___ Exercise input

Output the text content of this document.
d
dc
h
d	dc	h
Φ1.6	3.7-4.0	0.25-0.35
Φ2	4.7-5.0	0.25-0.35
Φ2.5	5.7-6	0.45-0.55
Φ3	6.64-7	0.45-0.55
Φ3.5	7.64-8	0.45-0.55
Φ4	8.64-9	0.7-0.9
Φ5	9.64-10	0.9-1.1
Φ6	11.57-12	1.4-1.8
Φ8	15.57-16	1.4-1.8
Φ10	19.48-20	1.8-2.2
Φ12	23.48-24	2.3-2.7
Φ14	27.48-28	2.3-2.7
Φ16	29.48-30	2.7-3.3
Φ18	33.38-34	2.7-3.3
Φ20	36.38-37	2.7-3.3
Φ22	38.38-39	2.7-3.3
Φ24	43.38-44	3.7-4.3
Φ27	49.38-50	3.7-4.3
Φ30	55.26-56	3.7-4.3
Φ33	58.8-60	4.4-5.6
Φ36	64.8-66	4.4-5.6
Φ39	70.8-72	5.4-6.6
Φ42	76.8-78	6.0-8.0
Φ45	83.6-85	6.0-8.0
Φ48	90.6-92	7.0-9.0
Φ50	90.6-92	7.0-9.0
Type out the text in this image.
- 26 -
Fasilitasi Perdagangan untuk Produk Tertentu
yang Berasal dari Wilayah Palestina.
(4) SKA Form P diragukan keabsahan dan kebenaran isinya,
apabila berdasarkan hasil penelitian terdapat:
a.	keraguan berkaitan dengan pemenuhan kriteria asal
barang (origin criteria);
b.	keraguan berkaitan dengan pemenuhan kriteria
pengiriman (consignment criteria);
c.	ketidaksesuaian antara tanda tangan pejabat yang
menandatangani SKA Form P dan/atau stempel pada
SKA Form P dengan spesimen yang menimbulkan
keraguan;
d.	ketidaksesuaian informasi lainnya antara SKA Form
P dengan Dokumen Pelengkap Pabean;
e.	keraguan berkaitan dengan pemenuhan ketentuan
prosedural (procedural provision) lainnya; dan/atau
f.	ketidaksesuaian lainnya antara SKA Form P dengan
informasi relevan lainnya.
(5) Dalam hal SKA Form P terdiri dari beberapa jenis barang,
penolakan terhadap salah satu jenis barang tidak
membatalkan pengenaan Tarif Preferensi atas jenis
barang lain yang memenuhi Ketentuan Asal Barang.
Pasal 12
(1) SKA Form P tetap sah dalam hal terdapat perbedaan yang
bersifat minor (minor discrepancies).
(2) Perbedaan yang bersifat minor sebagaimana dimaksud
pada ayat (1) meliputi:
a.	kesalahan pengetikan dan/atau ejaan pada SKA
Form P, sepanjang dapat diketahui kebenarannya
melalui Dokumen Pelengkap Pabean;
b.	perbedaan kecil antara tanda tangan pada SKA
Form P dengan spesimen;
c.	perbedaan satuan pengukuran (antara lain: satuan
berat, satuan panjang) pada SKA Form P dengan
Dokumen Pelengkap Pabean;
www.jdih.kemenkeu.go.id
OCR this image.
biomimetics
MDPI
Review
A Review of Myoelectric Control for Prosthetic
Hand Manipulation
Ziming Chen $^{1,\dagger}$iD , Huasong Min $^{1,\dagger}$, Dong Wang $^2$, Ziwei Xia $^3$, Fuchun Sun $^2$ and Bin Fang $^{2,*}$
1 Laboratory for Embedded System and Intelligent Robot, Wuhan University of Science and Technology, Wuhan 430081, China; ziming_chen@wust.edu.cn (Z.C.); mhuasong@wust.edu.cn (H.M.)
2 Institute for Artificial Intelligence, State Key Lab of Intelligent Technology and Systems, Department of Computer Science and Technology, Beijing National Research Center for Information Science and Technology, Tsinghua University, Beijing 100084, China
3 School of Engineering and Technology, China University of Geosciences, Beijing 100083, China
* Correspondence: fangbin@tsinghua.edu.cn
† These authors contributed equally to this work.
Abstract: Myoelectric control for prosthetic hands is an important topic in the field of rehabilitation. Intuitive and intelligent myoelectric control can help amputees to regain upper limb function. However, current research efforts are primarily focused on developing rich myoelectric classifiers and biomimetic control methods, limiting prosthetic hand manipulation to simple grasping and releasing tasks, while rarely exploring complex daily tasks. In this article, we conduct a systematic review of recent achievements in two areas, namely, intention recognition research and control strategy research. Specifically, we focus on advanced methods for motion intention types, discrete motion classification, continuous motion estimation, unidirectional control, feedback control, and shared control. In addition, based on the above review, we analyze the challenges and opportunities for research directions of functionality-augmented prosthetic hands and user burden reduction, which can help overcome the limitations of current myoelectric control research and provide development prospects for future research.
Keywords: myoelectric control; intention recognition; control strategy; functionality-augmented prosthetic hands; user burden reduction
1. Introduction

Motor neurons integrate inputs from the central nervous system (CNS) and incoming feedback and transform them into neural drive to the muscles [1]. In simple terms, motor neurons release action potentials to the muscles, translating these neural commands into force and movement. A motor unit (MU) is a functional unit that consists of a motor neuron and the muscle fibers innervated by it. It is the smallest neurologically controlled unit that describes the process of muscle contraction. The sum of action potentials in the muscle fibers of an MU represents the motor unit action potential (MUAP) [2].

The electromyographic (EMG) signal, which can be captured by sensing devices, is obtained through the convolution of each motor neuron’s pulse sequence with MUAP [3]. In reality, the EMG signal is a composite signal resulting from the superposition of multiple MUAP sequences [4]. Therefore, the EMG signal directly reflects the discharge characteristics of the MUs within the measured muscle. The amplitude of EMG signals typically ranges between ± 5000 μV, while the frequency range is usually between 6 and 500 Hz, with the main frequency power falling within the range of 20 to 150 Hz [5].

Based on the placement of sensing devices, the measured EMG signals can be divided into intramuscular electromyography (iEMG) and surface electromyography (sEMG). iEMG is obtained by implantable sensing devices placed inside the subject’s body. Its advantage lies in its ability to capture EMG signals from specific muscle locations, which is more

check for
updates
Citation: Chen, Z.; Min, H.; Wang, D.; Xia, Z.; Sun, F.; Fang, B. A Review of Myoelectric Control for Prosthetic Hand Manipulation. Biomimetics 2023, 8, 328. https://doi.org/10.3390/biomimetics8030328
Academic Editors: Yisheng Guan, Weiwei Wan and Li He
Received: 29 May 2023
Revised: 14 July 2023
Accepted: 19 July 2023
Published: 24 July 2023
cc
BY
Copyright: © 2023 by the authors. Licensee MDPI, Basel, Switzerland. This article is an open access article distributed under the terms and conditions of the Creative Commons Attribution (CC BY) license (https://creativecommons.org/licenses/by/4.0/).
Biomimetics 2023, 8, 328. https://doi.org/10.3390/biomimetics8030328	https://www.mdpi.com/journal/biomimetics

______
___ Exercise input

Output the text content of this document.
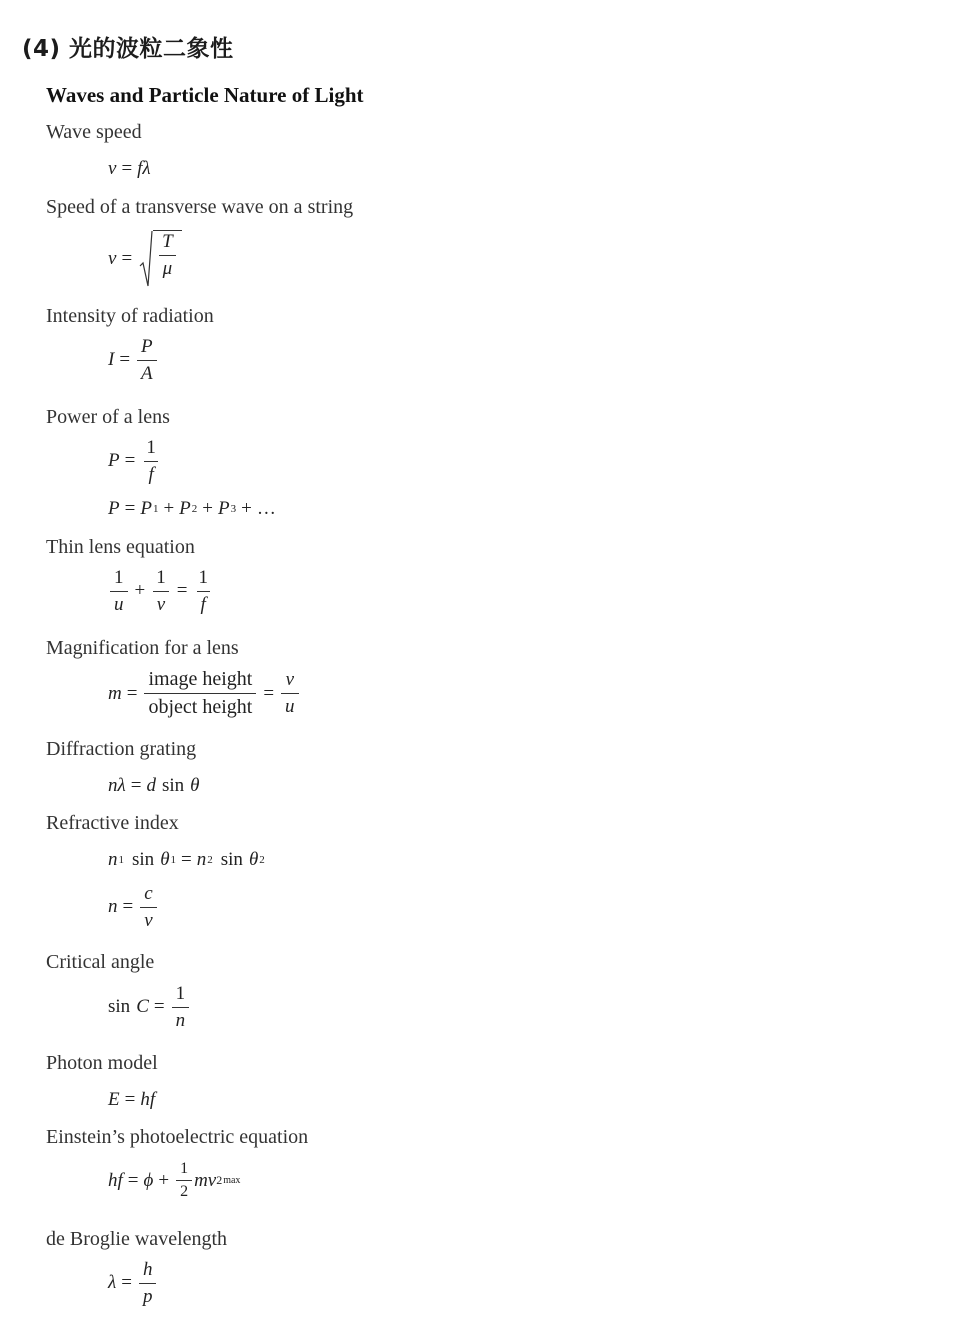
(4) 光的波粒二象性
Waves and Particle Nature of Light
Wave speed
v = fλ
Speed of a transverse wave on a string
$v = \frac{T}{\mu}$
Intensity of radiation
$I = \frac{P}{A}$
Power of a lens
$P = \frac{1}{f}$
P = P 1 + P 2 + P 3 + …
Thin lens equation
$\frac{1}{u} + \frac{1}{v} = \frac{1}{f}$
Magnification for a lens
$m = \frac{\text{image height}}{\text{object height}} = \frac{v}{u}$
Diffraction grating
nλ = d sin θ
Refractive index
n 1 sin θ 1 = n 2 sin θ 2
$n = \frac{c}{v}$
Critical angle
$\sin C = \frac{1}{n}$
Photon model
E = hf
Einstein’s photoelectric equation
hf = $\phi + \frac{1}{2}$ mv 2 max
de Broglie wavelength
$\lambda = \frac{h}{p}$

______
___ Exercise input

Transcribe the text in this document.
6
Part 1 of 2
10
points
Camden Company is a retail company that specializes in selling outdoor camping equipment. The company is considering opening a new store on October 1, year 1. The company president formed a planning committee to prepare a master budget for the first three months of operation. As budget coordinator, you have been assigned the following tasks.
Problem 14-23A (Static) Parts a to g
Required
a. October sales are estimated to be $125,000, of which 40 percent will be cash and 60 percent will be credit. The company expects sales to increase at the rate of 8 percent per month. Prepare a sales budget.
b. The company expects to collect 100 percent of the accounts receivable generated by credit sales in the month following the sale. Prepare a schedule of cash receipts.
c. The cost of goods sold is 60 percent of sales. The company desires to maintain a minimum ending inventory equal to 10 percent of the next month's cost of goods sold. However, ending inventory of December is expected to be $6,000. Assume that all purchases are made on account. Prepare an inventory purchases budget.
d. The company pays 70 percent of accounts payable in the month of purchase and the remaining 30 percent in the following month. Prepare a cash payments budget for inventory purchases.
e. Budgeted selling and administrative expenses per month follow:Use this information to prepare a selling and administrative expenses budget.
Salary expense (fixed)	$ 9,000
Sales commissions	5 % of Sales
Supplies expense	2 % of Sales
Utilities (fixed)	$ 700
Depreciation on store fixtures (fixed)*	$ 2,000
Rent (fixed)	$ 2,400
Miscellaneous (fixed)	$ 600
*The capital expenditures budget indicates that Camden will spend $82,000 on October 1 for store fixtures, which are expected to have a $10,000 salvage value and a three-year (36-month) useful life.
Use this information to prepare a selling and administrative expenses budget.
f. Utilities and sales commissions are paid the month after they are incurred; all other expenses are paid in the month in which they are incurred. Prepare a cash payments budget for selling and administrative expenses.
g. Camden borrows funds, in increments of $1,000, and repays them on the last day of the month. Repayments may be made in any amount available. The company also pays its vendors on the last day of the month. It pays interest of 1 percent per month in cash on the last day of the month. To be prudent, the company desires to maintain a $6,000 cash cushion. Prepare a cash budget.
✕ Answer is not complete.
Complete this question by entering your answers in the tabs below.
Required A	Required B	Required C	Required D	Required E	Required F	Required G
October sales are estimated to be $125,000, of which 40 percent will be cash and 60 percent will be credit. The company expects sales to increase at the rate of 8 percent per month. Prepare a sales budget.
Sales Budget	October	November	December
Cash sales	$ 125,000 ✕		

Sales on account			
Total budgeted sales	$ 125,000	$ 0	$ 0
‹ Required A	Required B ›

______

Set task:
Tally up the lines in the records containing the word "into", then give the count and nothing else.

Answer to this exercise:
2